» Set task
Leave the pictures out and quote only the lines from the one with "Extract the structured" down to the end of the listing below.

» Excerpted records
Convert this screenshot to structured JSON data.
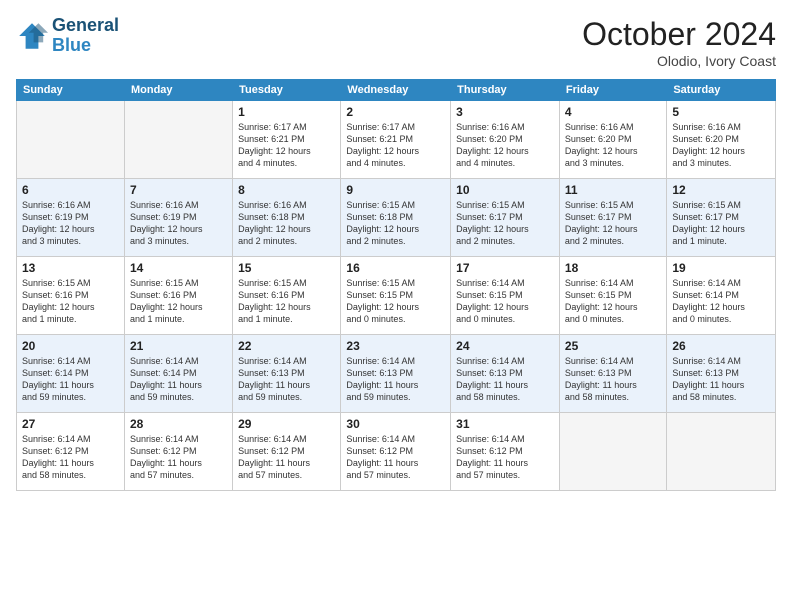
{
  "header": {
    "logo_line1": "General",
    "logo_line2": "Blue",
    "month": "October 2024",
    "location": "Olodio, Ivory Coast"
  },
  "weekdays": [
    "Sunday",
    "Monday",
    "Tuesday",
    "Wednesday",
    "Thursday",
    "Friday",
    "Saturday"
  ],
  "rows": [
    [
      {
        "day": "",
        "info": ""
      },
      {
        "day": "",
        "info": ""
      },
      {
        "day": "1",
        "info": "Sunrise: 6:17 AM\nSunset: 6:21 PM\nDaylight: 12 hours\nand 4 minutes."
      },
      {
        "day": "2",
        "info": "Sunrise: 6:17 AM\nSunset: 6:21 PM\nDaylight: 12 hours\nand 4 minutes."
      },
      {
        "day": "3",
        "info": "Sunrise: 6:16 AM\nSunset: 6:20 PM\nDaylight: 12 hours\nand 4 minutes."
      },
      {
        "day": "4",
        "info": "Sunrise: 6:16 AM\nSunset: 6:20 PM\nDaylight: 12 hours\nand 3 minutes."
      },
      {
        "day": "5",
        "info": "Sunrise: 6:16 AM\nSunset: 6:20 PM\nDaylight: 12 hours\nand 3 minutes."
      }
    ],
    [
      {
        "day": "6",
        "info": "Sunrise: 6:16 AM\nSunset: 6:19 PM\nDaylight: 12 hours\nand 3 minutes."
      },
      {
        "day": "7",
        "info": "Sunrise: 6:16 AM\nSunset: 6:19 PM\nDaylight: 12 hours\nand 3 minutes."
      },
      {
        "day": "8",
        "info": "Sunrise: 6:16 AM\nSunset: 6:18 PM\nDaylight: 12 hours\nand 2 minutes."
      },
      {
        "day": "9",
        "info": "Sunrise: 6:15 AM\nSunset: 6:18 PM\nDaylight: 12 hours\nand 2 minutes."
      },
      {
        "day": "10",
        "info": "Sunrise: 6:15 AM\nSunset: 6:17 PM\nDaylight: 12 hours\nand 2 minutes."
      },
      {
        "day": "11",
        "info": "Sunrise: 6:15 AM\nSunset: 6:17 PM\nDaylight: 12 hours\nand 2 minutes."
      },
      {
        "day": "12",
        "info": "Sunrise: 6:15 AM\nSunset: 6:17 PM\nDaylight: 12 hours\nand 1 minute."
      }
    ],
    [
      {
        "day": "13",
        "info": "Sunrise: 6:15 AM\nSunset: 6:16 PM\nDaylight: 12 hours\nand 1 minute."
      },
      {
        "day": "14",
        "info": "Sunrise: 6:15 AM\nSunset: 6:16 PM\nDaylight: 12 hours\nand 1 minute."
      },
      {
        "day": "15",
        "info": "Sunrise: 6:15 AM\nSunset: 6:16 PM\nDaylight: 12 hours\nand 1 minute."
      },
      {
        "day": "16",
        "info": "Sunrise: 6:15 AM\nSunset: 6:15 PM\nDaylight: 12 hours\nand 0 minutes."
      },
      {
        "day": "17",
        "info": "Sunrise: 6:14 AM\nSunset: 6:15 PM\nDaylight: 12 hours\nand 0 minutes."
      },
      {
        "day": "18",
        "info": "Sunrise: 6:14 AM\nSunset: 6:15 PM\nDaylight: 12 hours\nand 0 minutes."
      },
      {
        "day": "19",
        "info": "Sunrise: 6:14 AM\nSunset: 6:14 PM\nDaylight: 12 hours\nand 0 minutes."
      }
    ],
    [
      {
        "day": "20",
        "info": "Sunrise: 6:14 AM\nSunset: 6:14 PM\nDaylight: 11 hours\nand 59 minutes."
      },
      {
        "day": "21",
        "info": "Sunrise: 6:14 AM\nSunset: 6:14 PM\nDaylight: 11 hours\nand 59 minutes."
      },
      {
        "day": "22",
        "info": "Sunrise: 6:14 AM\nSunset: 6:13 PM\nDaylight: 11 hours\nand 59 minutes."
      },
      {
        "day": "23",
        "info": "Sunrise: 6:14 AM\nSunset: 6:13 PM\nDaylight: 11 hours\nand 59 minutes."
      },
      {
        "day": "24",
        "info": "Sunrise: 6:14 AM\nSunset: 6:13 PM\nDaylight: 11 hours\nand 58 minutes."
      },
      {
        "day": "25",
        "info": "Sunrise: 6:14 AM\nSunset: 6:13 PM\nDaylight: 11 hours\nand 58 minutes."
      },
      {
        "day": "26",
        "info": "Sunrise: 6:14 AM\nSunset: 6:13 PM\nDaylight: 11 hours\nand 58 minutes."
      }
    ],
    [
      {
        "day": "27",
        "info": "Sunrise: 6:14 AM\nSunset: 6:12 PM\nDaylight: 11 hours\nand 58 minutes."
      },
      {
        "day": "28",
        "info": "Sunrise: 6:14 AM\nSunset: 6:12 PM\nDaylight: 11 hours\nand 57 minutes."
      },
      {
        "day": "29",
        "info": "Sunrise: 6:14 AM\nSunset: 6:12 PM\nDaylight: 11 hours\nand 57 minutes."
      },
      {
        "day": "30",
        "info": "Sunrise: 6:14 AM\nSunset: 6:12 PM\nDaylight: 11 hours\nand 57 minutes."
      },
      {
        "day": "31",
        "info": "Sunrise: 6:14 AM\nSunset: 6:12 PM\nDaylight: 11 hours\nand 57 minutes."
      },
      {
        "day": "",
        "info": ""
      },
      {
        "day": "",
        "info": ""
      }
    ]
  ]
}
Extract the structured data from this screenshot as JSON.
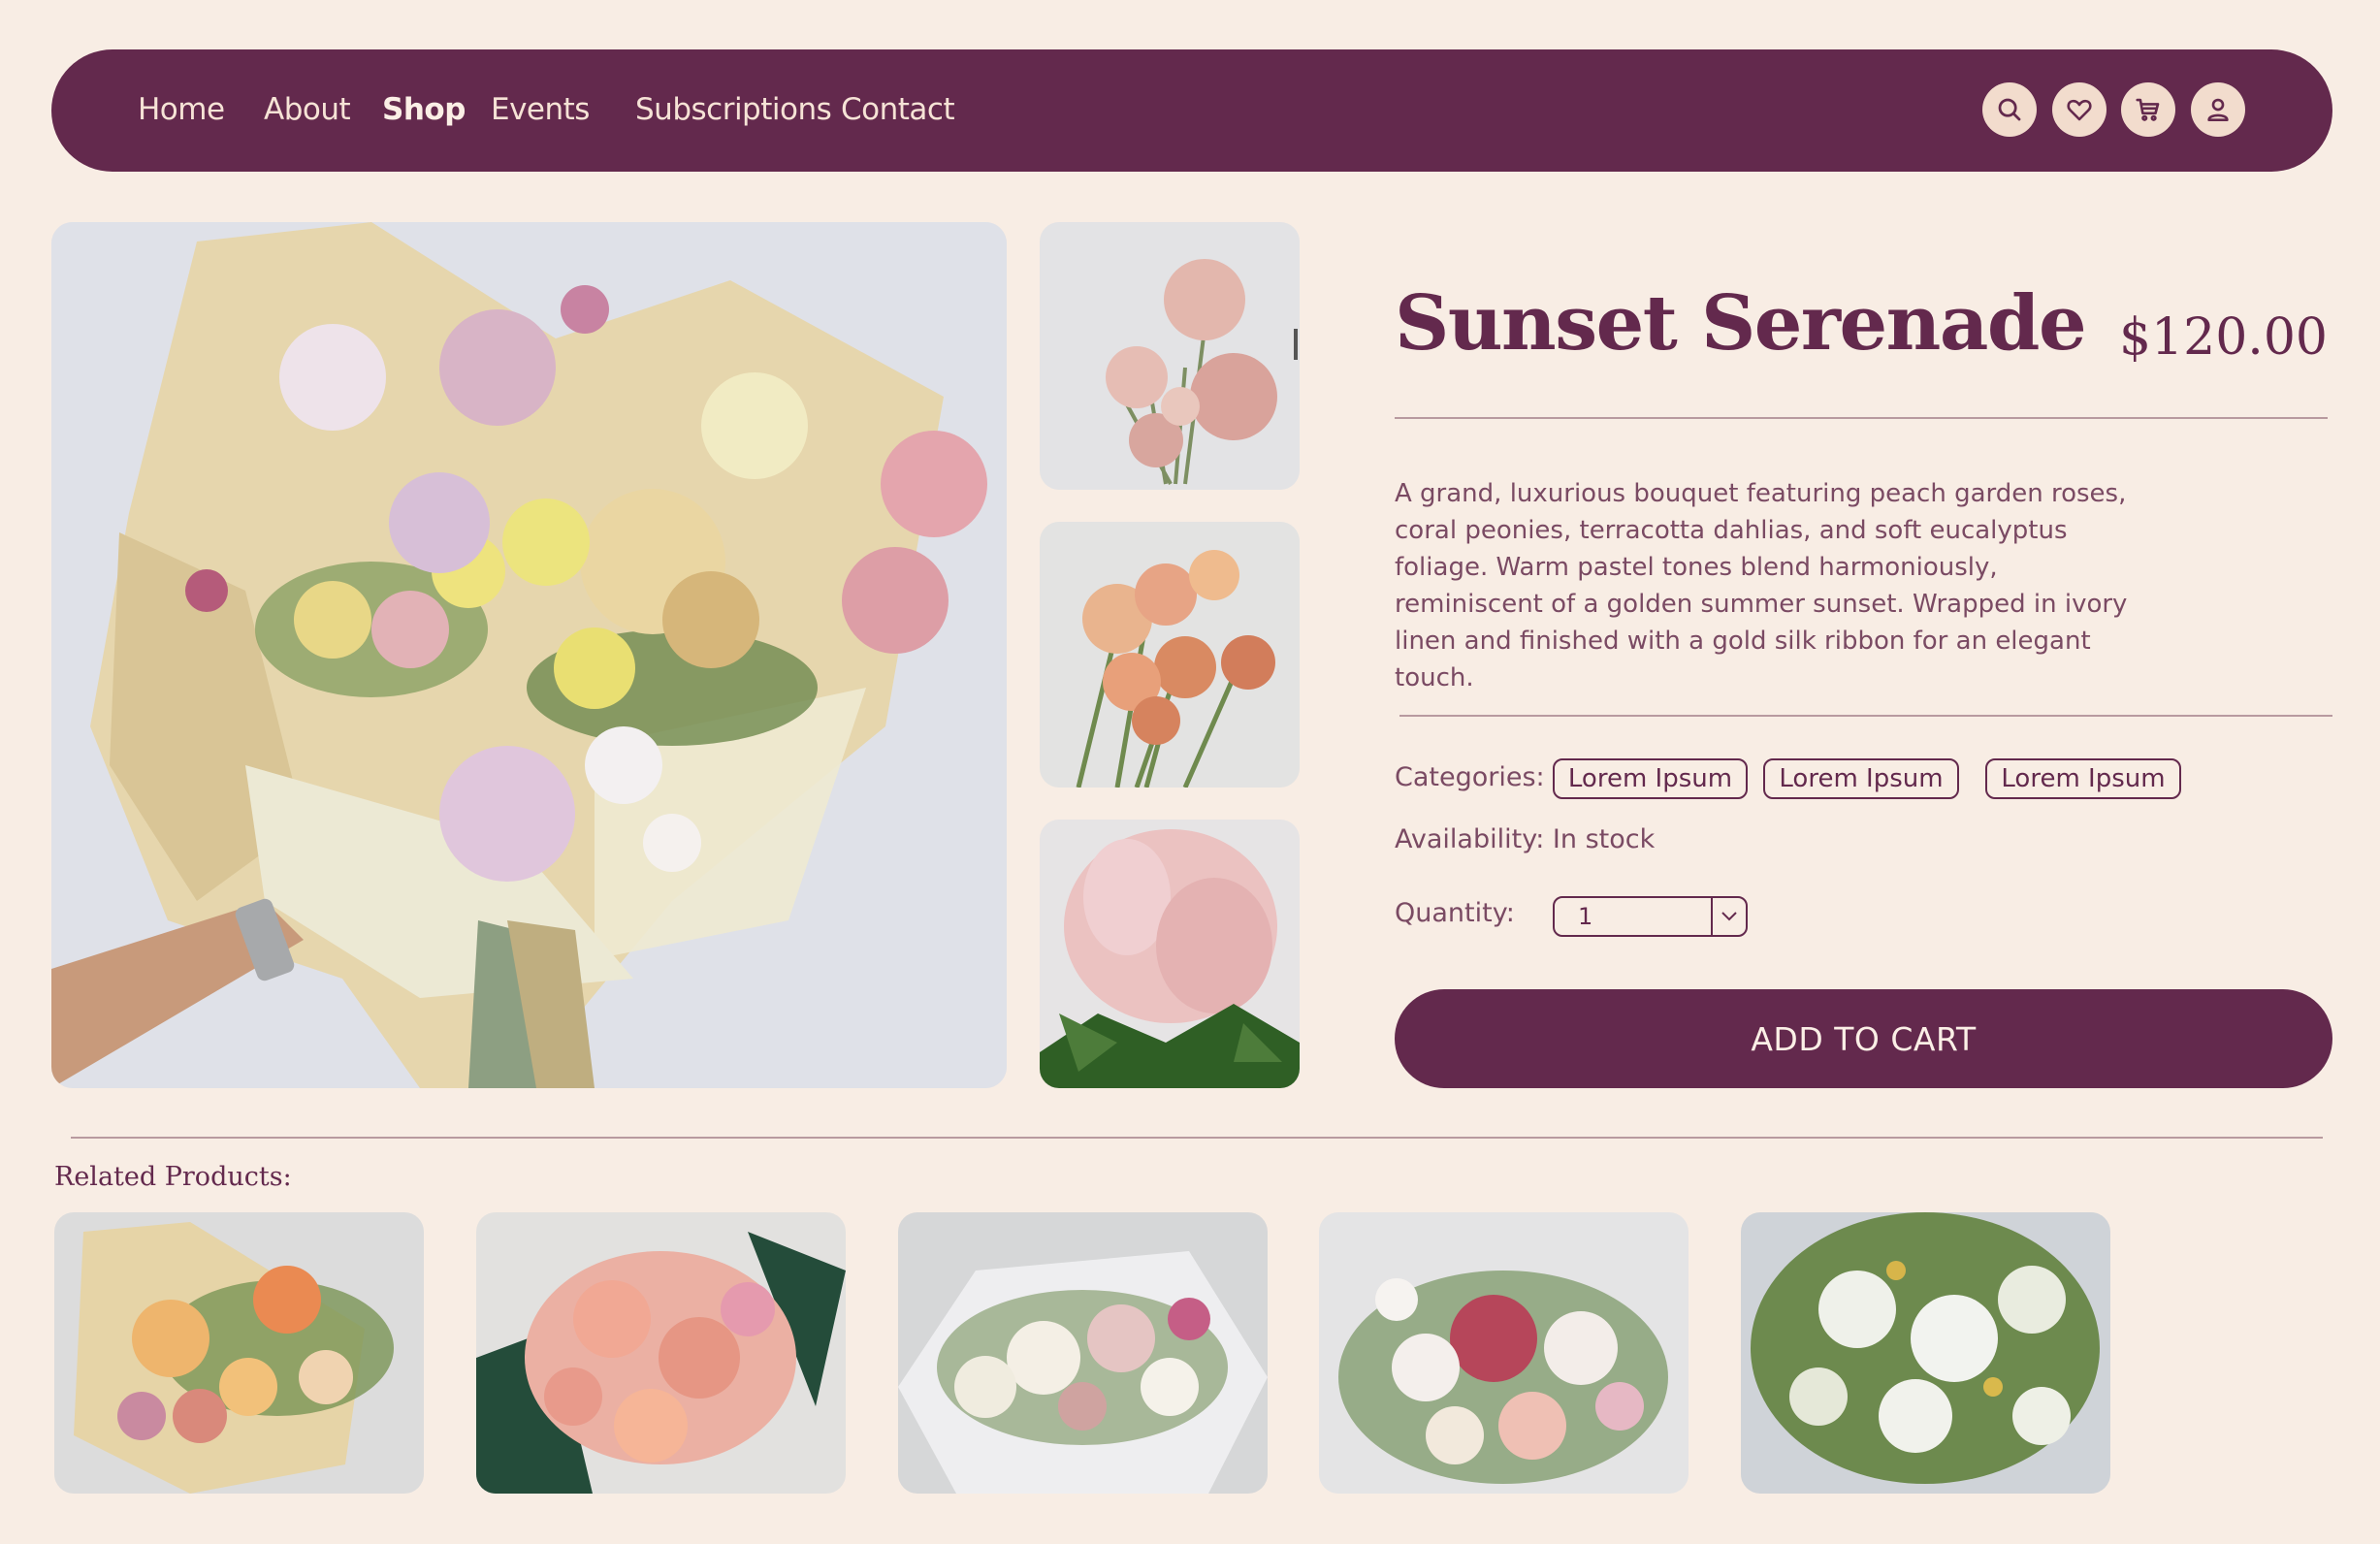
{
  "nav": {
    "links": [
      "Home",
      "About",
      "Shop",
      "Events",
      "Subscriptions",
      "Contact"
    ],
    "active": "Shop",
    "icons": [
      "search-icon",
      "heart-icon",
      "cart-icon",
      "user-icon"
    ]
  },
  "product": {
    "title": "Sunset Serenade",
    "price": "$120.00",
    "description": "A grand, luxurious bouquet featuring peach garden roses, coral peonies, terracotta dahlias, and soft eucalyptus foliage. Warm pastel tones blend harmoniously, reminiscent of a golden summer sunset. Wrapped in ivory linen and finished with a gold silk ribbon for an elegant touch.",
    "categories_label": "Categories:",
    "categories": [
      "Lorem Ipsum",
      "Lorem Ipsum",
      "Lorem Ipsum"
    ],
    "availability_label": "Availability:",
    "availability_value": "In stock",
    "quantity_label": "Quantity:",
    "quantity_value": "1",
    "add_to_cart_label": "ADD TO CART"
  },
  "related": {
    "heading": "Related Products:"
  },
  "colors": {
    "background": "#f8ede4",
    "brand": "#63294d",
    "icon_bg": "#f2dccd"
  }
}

» Correct answer
Extract the structured data from this screenshot as JSON.
{
  "nav": {
    "links": [
      "Home",
      "About",
      "Shop",
      "Events",
      "Subscriptions",
      "Contact"
    ],
    "active": "Shop",
    "icons": [
      "search-icon",
      "heart-icon",
      "cart-icon",
      "user-icon"
    ]
  },
  "product": {
    "title": "Sunset Serenade",
    "price": "$120.00",
    "description": "A grand, luxurious bouquet featuring peach garden roses, coral peonies, terracotta dahlias, and soft eucalyptus foliage. Warm pastel tones blend harmoniously, reminiscent of a golden summer sunset. Wrapped in ivory linen and finished with a gold silk ribbon for an elegant touch.",
    "categories_label": "Categories:",
    "categories": [
      "Lorem Ipsum",
      "Lorem Ipsum",
      "Lorem Ipsum"
    ],
    "availability_label": "Availability:",
    "availability_value": "In stock",
    "quantity_label": "Quantity:",
    "quantity_value": "1",
    "add_to_cart_label": "ADD TO CART"
  },
  "related": {
    "heading": "Related Products:"
  },
  "colors": {
    "background": "#f8ede4",
    "brand": "#63294d",
    "icon_bg": "#f2dccd"
  }
}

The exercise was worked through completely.